Scan the records below. List lines holding "工作质量".
━━━ Records provided ━━━
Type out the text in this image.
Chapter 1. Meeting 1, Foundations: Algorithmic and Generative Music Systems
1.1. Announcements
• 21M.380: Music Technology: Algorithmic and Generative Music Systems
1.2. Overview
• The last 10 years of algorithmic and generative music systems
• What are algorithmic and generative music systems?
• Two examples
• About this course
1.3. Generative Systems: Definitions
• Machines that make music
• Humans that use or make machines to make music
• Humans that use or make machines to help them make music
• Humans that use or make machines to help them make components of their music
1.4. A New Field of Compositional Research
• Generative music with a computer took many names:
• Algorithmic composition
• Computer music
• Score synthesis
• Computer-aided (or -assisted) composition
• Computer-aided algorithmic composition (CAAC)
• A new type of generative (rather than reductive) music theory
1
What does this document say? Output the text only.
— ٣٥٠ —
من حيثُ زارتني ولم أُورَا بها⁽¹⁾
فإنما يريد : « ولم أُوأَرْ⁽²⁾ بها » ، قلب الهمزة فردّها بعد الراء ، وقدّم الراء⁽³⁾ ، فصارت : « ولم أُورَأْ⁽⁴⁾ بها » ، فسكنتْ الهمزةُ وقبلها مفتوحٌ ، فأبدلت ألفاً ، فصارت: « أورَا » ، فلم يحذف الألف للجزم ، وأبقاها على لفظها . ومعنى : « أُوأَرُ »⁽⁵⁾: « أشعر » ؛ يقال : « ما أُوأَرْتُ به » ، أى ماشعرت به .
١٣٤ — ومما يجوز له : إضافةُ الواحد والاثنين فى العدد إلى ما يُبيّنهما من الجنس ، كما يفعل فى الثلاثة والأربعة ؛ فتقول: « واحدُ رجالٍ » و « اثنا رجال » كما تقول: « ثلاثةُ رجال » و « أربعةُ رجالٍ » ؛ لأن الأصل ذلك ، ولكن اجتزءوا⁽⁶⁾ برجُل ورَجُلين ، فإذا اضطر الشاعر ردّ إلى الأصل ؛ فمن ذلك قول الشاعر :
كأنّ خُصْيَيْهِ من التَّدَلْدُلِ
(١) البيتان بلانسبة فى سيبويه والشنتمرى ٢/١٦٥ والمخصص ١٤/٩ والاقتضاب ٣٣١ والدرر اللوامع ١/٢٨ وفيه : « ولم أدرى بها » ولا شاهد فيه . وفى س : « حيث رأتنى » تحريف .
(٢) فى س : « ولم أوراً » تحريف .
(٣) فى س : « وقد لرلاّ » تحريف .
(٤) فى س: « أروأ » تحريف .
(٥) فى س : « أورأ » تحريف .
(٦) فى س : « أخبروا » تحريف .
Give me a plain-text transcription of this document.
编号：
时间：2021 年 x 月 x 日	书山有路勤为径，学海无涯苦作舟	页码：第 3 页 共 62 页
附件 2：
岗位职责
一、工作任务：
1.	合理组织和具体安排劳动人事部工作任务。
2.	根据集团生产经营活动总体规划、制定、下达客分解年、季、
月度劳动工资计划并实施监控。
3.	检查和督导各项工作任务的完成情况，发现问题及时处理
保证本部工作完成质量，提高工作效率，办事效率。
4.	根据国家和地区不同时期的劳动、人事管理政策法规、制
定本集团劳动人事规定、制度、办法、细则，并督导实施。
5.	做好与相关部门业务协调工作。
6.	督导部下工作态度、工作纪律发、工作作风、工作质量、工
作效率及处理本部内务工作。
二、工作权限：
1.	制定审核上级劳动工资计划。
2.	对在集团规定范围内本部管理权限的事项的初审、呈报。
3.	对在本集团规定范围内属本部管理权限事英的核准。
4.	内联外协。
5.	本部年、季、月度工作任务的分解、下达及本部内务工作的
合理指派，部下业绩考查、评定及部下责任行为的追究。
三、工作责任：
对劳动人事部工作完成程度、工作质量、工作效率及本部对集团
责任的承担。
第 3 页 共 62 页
━━━
* [Task answer]
6.	督导部下工作态度、工作纪律发、工作作风、工作质量、工
对劳动人事部工作完成程度、工作质量、工作效率及本部对集团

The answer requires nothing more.